→ Aim
Reproduce each line of the data below without any changes.

::::

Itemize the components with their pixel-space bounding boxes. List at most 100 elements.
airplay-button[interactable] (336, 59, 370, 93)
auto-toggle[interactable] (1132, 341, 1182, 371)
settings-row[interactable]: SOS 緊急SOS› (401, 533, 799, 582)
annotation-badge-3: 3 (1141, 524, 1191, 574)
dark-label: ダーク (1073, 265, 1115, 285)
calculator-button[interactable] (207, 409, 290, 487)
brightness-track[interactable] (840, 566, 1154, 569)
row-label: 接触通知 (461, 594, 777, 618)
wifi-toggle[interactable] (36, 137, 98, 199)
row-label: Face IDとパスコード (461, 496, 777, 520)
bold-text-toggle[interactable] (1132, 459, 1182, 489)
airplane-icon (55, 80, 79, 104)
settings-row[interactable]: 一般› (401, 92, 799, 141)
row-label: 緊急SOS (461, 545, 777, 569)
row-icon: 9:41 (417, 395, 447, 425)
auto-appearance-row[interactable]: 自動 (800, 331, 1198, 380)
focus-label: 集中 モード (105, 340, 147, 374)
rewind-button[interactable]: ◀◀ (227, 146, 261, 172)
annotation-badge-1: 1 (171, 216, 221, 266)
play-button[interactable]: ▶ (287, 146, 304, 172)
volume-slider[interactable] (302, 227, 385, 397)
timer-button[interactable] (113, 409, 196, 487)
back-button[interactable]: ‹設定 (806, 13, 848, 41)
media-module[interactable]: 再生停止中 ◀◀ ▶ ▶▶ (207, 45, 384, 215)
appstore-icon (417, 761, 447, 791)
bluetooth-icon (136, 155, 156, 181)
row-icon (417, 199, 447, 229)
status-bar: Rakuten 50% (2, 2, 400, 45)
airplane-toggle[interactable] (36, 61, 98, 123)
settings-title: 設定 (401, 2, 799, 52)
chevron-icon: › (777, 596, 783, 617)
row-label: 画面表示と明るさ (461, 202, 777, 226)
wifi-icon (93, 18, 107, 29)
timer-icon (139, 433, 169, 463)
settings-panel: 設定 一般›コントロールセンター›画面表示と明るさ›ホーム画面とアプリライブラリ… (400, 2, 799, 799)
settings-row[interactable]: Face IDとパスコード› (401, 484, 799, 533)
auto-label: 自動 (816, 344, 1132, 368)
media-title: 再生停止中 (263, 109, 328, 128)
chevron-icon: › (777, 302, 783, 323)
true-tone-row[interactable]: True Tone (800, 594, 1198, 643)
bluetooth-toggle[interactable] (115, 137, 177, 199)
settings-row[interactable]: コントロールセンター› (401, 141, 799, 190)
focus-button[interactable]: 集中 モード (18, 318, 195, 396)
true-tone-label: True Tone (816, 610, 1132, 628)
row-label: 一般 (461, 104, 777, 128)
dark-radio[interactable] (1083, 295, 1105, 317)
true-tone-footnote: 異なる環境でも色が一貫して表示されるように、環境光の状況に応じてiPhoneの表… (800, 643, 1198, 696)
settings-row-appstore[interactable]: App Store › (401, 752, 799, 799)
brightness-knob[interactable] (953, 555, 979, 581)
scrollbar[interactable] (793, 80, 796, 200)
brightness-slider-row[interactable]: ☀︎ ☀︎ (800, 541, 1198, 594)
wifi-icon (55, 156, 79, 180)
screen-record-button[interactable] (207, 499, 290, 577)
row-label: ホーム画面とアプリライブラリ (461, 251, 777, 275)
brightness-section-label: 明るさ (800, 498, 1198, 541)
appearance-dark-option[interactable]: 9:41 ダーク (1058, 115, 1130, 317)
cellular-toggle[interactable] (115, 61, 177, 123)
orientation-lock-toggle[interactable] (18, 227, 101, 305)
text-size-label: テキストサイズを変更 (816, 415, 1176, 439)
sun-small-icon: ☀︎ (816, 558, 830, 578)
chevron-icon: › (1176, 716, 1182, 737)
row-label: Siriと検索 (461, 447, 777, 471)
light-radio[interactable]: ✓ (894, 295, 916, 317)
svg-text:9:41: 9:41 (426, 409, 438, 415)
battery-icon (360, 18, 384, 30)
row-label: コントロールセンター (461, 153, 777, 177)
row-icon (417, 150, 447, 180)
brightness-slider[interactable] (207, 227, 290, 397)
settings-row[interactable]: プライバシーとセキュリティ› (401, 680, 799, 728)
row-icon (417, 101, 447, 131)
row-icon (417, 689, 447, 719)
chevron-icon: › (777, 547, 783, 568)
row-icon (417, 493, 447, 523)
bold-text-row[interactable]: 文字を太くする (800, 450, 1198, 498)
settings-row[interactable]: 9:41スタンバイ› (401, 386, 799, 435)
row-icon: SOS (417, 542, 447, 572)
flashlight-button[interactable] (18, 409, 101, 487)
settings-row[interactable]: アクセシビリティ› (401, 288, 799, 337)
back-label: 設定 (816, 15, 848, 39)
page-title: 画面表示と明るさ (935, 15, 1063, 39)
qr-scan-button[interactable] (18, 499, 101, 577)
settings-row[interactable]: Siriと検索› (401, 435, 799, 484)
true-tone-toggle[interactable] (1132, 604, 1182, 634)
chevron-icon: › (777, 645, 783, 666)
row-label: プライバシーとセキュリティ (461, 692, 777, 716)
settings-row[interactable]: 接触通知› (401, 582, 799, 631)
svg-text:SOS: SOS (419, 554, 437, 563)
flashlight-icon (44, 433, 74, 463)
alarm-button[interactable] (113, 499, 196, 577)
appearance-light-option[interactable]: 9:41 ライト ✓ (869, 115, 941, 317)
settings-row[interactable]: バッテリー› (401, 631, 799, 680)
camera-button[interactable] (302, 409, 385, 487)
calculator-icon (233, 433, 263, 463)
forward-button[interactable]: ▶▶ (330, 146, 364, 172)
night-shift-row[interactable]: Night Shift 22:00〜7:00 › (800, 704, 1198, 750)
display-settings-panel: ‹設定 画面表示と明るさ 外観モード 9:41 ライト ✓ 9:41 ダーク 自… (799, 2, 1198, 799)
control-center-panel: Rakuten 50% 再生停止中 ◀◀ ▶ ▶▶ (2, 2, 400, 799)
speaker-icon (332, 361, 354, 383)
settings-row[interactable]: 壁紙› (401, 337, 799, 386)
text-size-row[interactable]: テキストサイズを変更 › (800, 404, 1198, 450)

::::

→ Finished answer
Itemize the components with their pixel-space bounding boxes. List at most 100 elements.
airplay-button[interactable] (336, 59, 370, 93)
auto-toggle[interactable] (1132, 341, 1182, 371)
settings-row[interactable]: SOS 緊急SOS› (401, 533, 799, 582)
annotation-badge-3: 3 (1141, 524, 1191, 574)
dark-label: ダーク (1073, 265, 1115, 285)
calculator-button[interactable] (207, 409, 290, 487)
brightness-track[interactable] (840, 566, 1154, 569)
row-label: 接触通知 (461, 594, 777, 618)
wifi-toggle[interactable] (36, 137, 98, 199)
row-label: Face IDとパスコード (461, 496, 777, 520)
bold-text-toggle[interactable] (1132, 459, 1182, 489)
airplane-icon (55, 80, 79, 104)
settings-row[interactable]: 一般› (401, 92, 799, 141)
row-label: 緊急SOS (461, 545, 777, 569)
row-icon: 9:41 (417, 395, 447, 425)
auto-appearance-row[interactable]: 自動 (800, 331, 1198, 380)
focus-label: 集中 モード (105, 340, 147, 374)
rewind-button[interactable]: ◀◀ (227, 146, 261, 172)
annotation-badge-1: 1 (171, 216, 221, 266)
play-button[interactable]: ▶ (287, 146, 304, 172)
volume-slider[interactable] (302, 227, 385, 397)
timer-button[interactable] (113, 409, 196, 487)
back-button[interactable]: ‹設定 (806, 13, 848, 41)
media-module[interactable]: 再生停止中 ◀◀ ▶ ▶▶ (207, 45, 384, 215)
appstore-icon (417, 761, 447, 791)
bluetooth-icon (136, 155, 156, 181)
row-icon (417, 199, 447, 229)
status-bar: Rakuten 50% (2, 2, 400, 45)
airplane-toggle[interactable] (36, 61, 98, 123)
settings-title: 設定 (401, 2, 799, 52)
chevron-icon: › (777, 596, 783, 617)
row-label: 画面表示と明るさ (461, 202, 777, 226)
wifi-icon (93, 18, 107, 29)
timer-icon (139, 433, 169, 463)
settings-panel: 設定 一般›コントロールセンター›画面表示と明るさ›ホーム画面とアプリライブラリ… (400, 2, 799, 799)
settings-row[interactable]: Face IDとパスコード› (401, 484, 799, 533)
auto-label: 自動 (816, 344, 1132, 368)
media-title: 再生停止中 (263, 109, 328, 128)
chevron-icon: › (777, 302, 783, 323)
true-tone-row[interactable]: True Tone (800, 594, 1198, 643)
bluetooth-toggle[interactable] (115, 137, 177, 199)
settings-row[interactable]: コントロールセンター› (401, 141, 799, 190)
focus-button[interactable]: 集中 モード (18, 318, 195, 396)
true-tone-label: True Tone (816, 610, 1132, 628)
row-label: 一般 (461, 104, 777, 128)
dark-radio[interactable] (1083, 295, 1105, 317)
true-tone-footnote: 異なる環境でも色が一貫して表示されるように、環境光の状況に応じてiPhoneの表… (800, 643, 1198, 696)
settings-row-appstore[interactable]: App Store › (401, 752, 799, 799)
brightness-knob[interactable] (953, 555, 979, 581)
scrollbar[interactable] (793, 80, 796, 200)
brightness-slider-row[interactable]: ☀︎ ☀︎ (800, 541, 1198, 594)
wifi-icon (55, 156, 79, 180)
screen-record-button[interactable] (207, 499, 290, 577)
row-label: ホーム画面とアプリライブラリ (461, 251, 777, 275)
brightness-section-label: 明るさ (800, 498, 1198, 541)
appearance-dark-option[interactable]: 9:41 ダーク (1058, 115, 1130, 317)
cellular-toggle[interactable] (115, 61, 177, 123)
orientation-lock-toggle[interactable] (18, 227, 101, 305)
text-size-label: テキストサイズを変更 (816, 415, 1176, 439)
sun-small-icon: ☀︎ (816, 558, 830, 578)
chevron-icon: › (1176, 716, 1182, 737)
row-label: Siriと検索 (461, 447, 777, 471)
light-radio[interactable]: ✓ (894, 295, 916, 317)
svg-text:9:41: 9:41 (426, 409, 438, 415)
battery-icon (360, 18, 384, 30)
row-label: コントロールセンター (461, 153, 777, 177)
row-icon (417, 150, 447, 180)
brightness-slider[interactable] (207, 227, 290, 397)
settings-row[interactable]: プライバシーとセキュリティ› (401, 680, 799, 728)
row-icon (417, 101, 447, 131)
row-icon (417, 689, 447, 719)
chevron-icon: › (777, 547, 783, 568)
row-icon (417, 493, 447, 523)
bold-text-row[interactable]: 文字を太くする (800, 450, 1198, 498)
settings-row[interactable]: 9:41スタンバイ› (401, 386, 799, 435)
row-icon: SOS (417, 542, 447, 572)
flashlight-button[interactable] (18, 409, 101, 487)
settings-row[interactable]: アクセシビリティ› (401, 288, 799, 337)
back-label: 設定 (816, 15, 848, 39)
page-title: 画面表示と明るさ (935, 15, 1063, 39)
qr-scan-button[interactable] (18, 499, 101, 577)
settings-row[interactable]: Siriと検索› (401, 435, 799, 484)
true-tone-toggle[interactable] (1132, 604, 1182, 634)
chevron-icon: › (777, 645, 783, 666)
row-label: プライバシーとセキュリティ (461, 692, 777, 716)
settings-row[interactable]: 接触通知› (401, 582, 799, 631)
svg-text:SOS: SOS (419, 554, 437, 563)
flashlight-icon (44, 433, 74, 463)
alarm-button[interactable] (113, 499, 196, 577)
appearance-light-option[interactable]: 9:41 ライト ✓ (869, 115, 941, 317)
settings-row[interactable]: バッテリー› (401, 631, 799, 680)
camera-button[interactable] (302, 409, 385, 487)
calculator-icon (233, 433, 263, 463)
forward-button[interactable]: ▶▶ (330, 146, 364, 172)
night-shift-row[interactable]: Night Shift 22:00〜7:00 › (800, 704, 1198, 750)
display-settings-panel: ‹設定 画面表示と明るさ 外観モード 9:41 ライト ✓ 9:41 ダーク 自… (799, 2, 1198, 799)
control-center-panel: Rakuten 50% 再生停止中 ◀◀ ▶ ▶▶ (2, 2, 400, 799)
speaker-icon (332, 361, 354, 383)
settings-row[interactable]: 壁紙› (401, 337, 799, 386)
text-size-row[interactable]: テキストサイズを変更 › (800, 404, 1198, 450)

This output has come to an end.